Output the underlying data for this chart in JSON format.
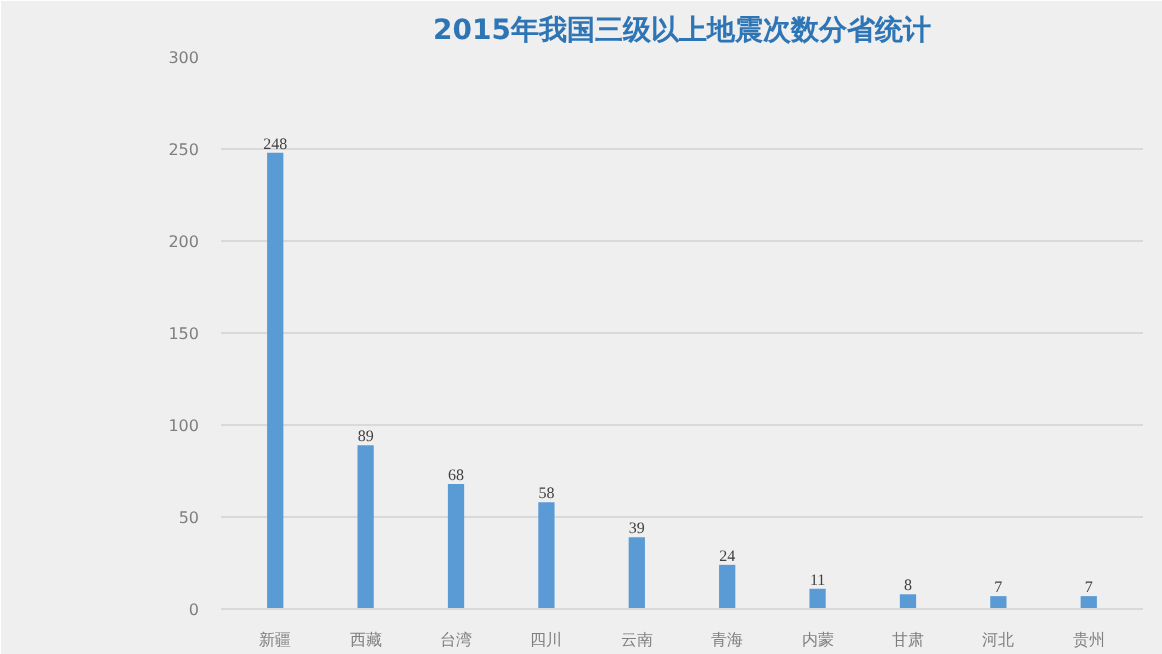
{
  "chart_data": {
    "type": "bar",
    "title": "2015年我国三级以上地震次数分省统计",
    "categories": [
      "新疆",
      "西藏",
      "台湾",
      "四川",
      "云南",
      "青海",
      "内蒙",
      "甘肃",
      "河北",
      "贵州"
    ],
    "values": [
      248,
      89,
      68,
      58,
      39,
      24,
      11,
      8,
      7,
      7
    ],
    "color": "#5b9bd5",
    "ylim": [
      0,
      300
    ],
    "yticks": [
      0,
      50,
      100,
      150,
      200,
      250,
      300
    ],
    "grid": "y",
    "data_labels": true
  }
}
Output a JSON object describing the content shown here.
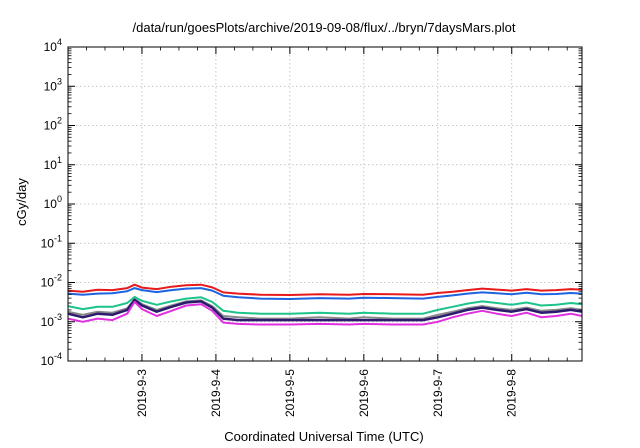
{
  "chart_data": {
    "type": "line",
    "title": "/data/run/goesPlots/archive/2019-09-08/flux/../bryn/7daysMars.plot",
    "xlabel": "Coordinated Universal Time (UTC)",
    "ylabel": "cGy/day",
    "yscale": "log",
    "ylim": [
      0.0001,
      10000
    ],
    "xlim": [
      2.0,
      8.95
    ],
    "grid": true,
    "y_ticks": [
      {
        "base": "10",
        "exp": "4"
      },
      {
        "base": "10",
        "exp": "3"
      },
      {
        "base": "10",
        "exp": "2"
      },
      {
        "base": "10",
        "exp": "1"
      },
      {
        "base": "10",
        "exp": "0"
      },
      {
        "base": "10",
        "exp": "-1"
      },
      {
        "base": "10",
        "exp": "-2"
      },
      {
        "base": "10",
        "exp": "-3"
      },
      {
        "base": "10",
        "exp": "-4"
      }
    ],
    "x_ticks": [
      {
        "label": "2019-9-3",
        "x": 3
      },
      {
        "label": "2019-9-4",
        "x": 4
      },
      {
        "label": "2019-9-5",
        "x": 5
      },
      {
        "label": "2019-9-6",
        "x": 6
      },
      {
        "label": "2019-9-7",
        "x": 7
      },
      {
        "label": "2019-9-8",
        "x": 8
      }
    ],
    "x": [
      2.0,
      2.2,
      2.4,
      2.6,
      2.8,
      2.9,
      3.0,
      3.2,
      3.4,
      3.6,
      3.8,
      3.95,
      4.1,
      4.3,
      4.6,
      5.0,
      5.4,
      5.8,
      6.0,
      6.4,
      6.8,
      7.0,
      7.2,
      7.4,
      7.6,
      7.8,
      8.0,
      8.2,
      8.4,
      8.6,
      8.8,
      8.95
    ],
    "series": [
      {
        "color": "#e8191b",
        "width": 2,
        "values": [
          0.0062,
          0.0058,
          0.0065,
          0.0064,
          0.0072,
          0.0088,
          0.0074,
          0.0068,
          0.0078,
          0.0085,
          0.0088,
          0.0075,
          0.0056,
          0.0052,
          0.0049,
          0.0048,
          0.005,
          0.0049,
          0.0051,
          0.005,
          0.0049,
          0.0054,
          0.0058,
          0.0064,
          0.007,
          0.0066,
          0.0062,
          0.0068,
          0.0062,
          0.0064,
          0.0068,
          0.0066
        ]
      },
      {
        "color": "#1e63e0",
        "width": 2,
        "values": [
          0.0052,
          0.0049,
          0.0052,
          0.0053,
          0.006,
          0.0072,
          0.0064,
          0.0057,
          0.0064,
          0.007,
          0.0072,
          0.0062,
          0.0046,
          0.0042,
          0.0039,
          0.0038,
          0.004,
          0.0039,
          0.0041,
          0.004,
          0.0039,
          0.0043,
          0.0047,
          0.0052,
          0.0056,
          0.0053,
          0.005,
          0.0055,
          0.005,
          0.0051,
          0.0054,
          0.0052
        ]
      },
      {
        "color": "#1cc48c",
        "width": 2,
        "values": [
          0.0025,
          0.0021,
          0.0024,
          0.0024,
          0.003,
          0.0043,
          0.0034,
          0.0027,
          0.0033,
          0.0039,
          0.0042,
          0.0032,
          0.0019,
          0.0017,
          0.0016,
          0.0016,
          0.0017,
          0.0016,
          0.0017,
          0.0016,
          0.0016,
          0.002,
          0.0024,
          0.0029,
          0.0033,
          0.003,
          0.0027,
          0.0031,
          0.0026,
          0.0027,
          0.003,
          0.0028
        ]
      },
      {
        "color": "#888888",
        "width": 2,
        "values": [
          0.0018,
          0.0015,
          0.0018,
          0.0017,
          0.0022,
          0.0038,
          0.0028,
          0.002,
          0.0026,
          0.0033,
          0.0035,
          0.0025,
          0.0014,
          0.0013,
          0.0012,
          0.0012,
          0.0013,
          0.0012,
          0.0013,
          0.0012,
          0.0012,
          0.0015,
          0.0018,
          0.0022,
          0.0025,
          0.0022,
          0.002,
          0.0023,
          0.0019,
          0.002,
          0.0022,
          0.002
        ]
      },
      {
        "color": "#2b1a6e",
        "width": 2.5,
        "values": [
          0.0016,
          0.0013,
          0.0016,
          0.0015,
          0.002,
          0.0036,
          0.0026,
          0.0018,
          0.0024,
          0.0031,
          0.0033,
          0.0023,
          0.0012,
          0.0011,
          0.0011,
          0.0011,
          0.0011,
          0.0011,
          0.0011,
          0.0011,
          0.0011,
          0.0013,
          0.0016,
          0.002,
          0.0023,
          0.002,
          0.0018,
          0.0021,
          0.0017,
          0.0018,
          0.002,
          0.0018
        ]
      },
      {
        "color": "#e030e0",
        "width": 2,
        "values": [
          0.0012,
          0.001,
          0.0012,
          0.0011,
          0.0016,
          0.0032,
          0.0021,
          0.0014,
          0.0019,
          0.0026,
          0.0028,
          0.0019,
          0.00095,
          0.00088,
          0.00085,
          0.00085,
          0.00088,
          0.00085,
          0.00088,
          0.00085,
          0.00085,
          0.001,
          0.0013,
          0.0016,
          0.0019,
          0.0016,
          0.0014,
          0.0017,
          0.0013,
          0.0014,
          0.0016,
          0.0014
        ]
      }
    ]
  }
}
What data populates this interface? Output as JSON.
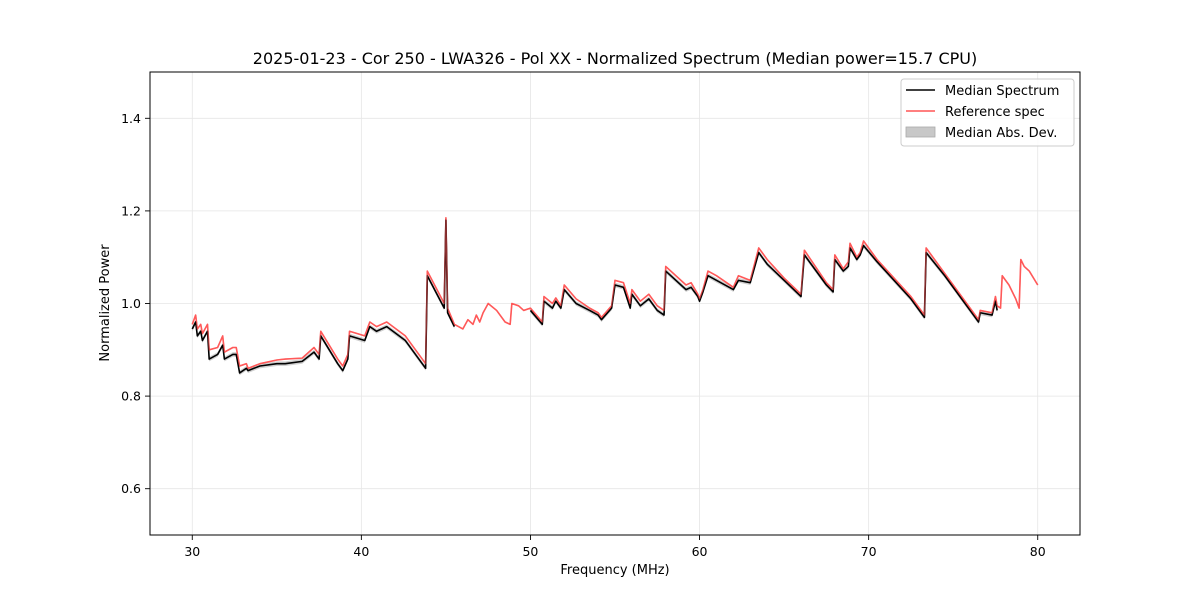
{
  "chart_data": {
    "type": "line",
    "title": "2025-01-23 - Cor 250 - LWA326 - Pol XX - Normalized Spectrum (Median power=15.7 CPU)",
    "xlabel": "Frequency (MHz)",
    "ylabel": "Normalized Power",
    "xlim": [
      27.5,
      82.5
    ],
    "ylim": [
      0.5,
      1.5
    ],
    "x_ticks": [
      30,
      40,
      50,
      60,
      70,
      80
    ],
    "y_ticks": [
      0.6,
      0.8,
      1.0,
      1.2,
      1.4
    ],
    "grid": true,
    "legend_position": "top-right",
    "legend": [
      {
        "label": "Median Spectrum",
        "kind": "line",
        "color": "#000000"
      },
      {
        "label": "Reference spec",
        "kind": "line",
        "color": "#ff5555"
      },
      {
        "label": "Median Abs. Dev.",
        "kind": "patch",
        "color": "#c8c8c8"
      }
    ],
    "series": [
      {
        "name": "Median Spectrum",
        "color": "#000000",
        "mad": 0.005,
        "x": [
          30.0,
          30.2,
          30.3,
          30.5,
          30.6,
          30.9,
          31.0,
          31.5,
          31.8,
          31.9,
          32.4,
          32.6,
          32.8,
          33.2,
          33.3,
          34.0,
          35.0,
          35.5,
          36.5,
          37.2,
          37.5,
          37.6,
          38.6,
          38.9,
          39.2,
          39.3,
          40.2,
          40.5,
          40.9,
          41.5,
          42.6,
          43.8,
          43.9,
          44.9,
          45.0,
          45.1,
          45.5
        ],
        "y": [
          0.945,
          0.96,
          0.93,
          0.94,
          0.92,
          0.94,
          0.88,
          0.89,
          0.91,
          0.88,
          0.89,
          0.89,
          0.85,
          0.86,
          0.855,
          0.865,
          0.87,
          0.87,
          0.875,
          0.895,
          0.88,
          0.93,
          0.87,
          0.855,
          0.88,
          0.93,
          0.92,
          0.95,
          0.94,
          0.95,
          0.92,
          0.86,
          1.06,
          0.99,
          1.18,
          0.98,
          0.95
        ]
      },
      {
        "name": "Median Spectrum",
        "color": "#000000",
        "mad": 0.005,
        "x": [
          50.0,
          50.7,
          50.8,
          51.3,
          51.5,
          51.8,
          52.0,
          52.7,
          53.5,
          54.0,
          54.2,
          54.8,
          55.0,
          55.5,
          55.9,
          56.0,
          56.5,
          57.0,
          57.5,
          57.9,
          58.0,
          59.2,
          59.5,
          59.9,
          60.0,
          60.2,
          60.5,
          61.0,
          62.0,
          62.3,
          63.0,
          63.5,
          64.0,
          65.0,
          66.0,
          66.2,
          67.5,
          67.9,
          68.0,
          68.5,
          68.8,
          68.9,
          69.3,
          69.5,
          69.7,
          70.5,
          71.5,
          72.5,
          73.3,
          73.4,
          74.5,
          75.5,
          76.2,
          76.5,
          76.6,
          77.3,
          77.5,
          77.6
        ],
        "y": [
          0.985,
          0.955,
          1.005,
          0.99,
          1.005,
          0.99,
          1.03,
          1.0,
          0.985,
          0.975,
          0.965,
          0.99,
          1.04,
          1.035,
          0.99,
          1.02,
          0.995,
          1.01,
          0.985,
          0.975,
          1.07,
          1.03,
          1.035,
          1.015,
          1.005,
          1.025,
          1.06,
          1.05,
          1.03,
          1.05,
          1.045,
          1.11,
          1.085,
          1.05,
          1.015,
          1.105,
          1.04,
          1.025,
          1.095,
          1.07,
          1.08,
          1.12,
          1.095,
          1.105,
          1.125,
          1.09,
          1.05,
          1.01,
          0.97,
          1.11,
          1.06,
          1.01,
          0.975,
          0.96,
          0.98,
          0.975,
          1.005,
          0.985
        ]
      }
    ],
    "reference": {
      "name": "Reference spec",
      "color": "#ff5555",
      "x": [
        30.0,
        30.2,
        30.3,
        30.5,
        30.6,
        30.9,
        31.0,
        31.5,
        31.8,
        31.9,
        32.4,
        32.6,
        32.8,
        33.2,
        33.3,
        34.0,
        35.0,
        35.5,
        36.5,
        37.2,
        37.5,
        37.6,
        38.6,
        38.9,
        39.2,
        39.3,
        40.2,
        40.5,
        40.9,
        41.5,
        42.6,
        43.8,
        43.9,
        44.9,
        45.0,
        45.1,
        45.5,
        46.0,
        46.3,
        46.6,
        46.8,
        47.0,
        47.2,
        47.5,
        48.0,
        48.5,
        48.8,
        48.9,
        49.3,
        49.6,
        50.0,
        50.7,
        50.8,
        51.3,
        51.5,
        51.8,
        52.0,
        52.7,
        53.5,
        54.0,
        54.2,
        54.8,
        55.0,
        55.5,
        55.9,
        56.0,
        56.5,
        57.0,
        57.5,
        57.9,
        58.0,
        59.2,
        59.5,
        59.9,
        60.0,
        60.2,
        60.5,
        61.0,
        62.0,
        62.3,
        63.0,
        63.5,
        64.0,
        65.0,
        66.0,
        66.2,
        67.5,
        67.9,
        68.0,
        68.5,
        68.8,
        68.9,
        69.3,
        69.5,
        69.7,
        70.5,
        71.5,
        72.5,
        73.3,
        73.4,
        74.5,
        75.5,
        76.2,
        76.5,
        76.6,
        77.3,
        77.5,
        77.6,
        77.8,
        77.9,
        78.3,
        78.7,
        78.9,
        79.0,
        79.2,
        79.5,
        80.0
      ],
      "y": [
        0.955,
        0.975,
        0.945,
        0.955,
        0.935,
        0.955,
        0.9,
        0.905,
        0.93,
        0.895,
        0.905,
        0.905,
        0.865,
        0.87,
        0.86,
        0.87,
        0.878,
        0.88,
        0.882,
        0.905,
        0.89,
        0.94,
        0.88,
        0.865,
        0.89,
        0.94,
        0.93,
        0.96,
        0.95,
        0.96,
        0.93,
        0.87,
        1.07,
        1.0,
        1.185,
        0.99,
        0.955,
        0.945,
        0.965,
        0.955,
        0.975,
        0.96,
        0.98,
        1.0,
        0.985,
        0.96,
        0.955,
        1.0,
        0.995,
        0.985,
        0.99,
        0.96,
        1.015,
        1.0,
        1.012,
        0.995,
        1.04,
        1.01,
        0.99,
        0.98,
        0.97,
        0.995,
        1.05,
        1.045,
        1.0,
        1.03,
        1.005,
        1.02,
        0.995,
        0.985,
        1.08,
        1.04,
        1.045,
        1.02,
        1.01,
        1.03,
        1.07,
        1.06,
        1.035,
        1.06,
        1.05,
        1.12,
        1.095,
        1.055,
        1.02,
        1.115,
        1.045,
        1.03,
        1.105,
        1.075,
        1.09,
        1.13,
        1.1,
        1.11,
        1.135,
        1.095,
        1.055,
        1.015,
        0.975,
        1.12,
        1.065,
        1.015,
        0.98,
        0.965,
        0.985,
        0.98,
        1.015,
        0.995,
        0.99,
        1.06,
        1.04,
        1.01,
        0.99,
        1.095,
        1.08,
        1.07,
        1.04
      ]
    }
  }
}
----
What is expected: Using the material above, gather every line that includes "title".

Full output:
    "title": "2015年我国三级以上地震次数分省统计",
    "title": "/data/run/goesPlots/archive/2019-09-08/flux/../bryn/7daysMars.plot",
    "title": "2025-01-23 - Cor 250 - LWA326 - Pol XX - Normalized Spectrum (Median power=15.7 CPU)",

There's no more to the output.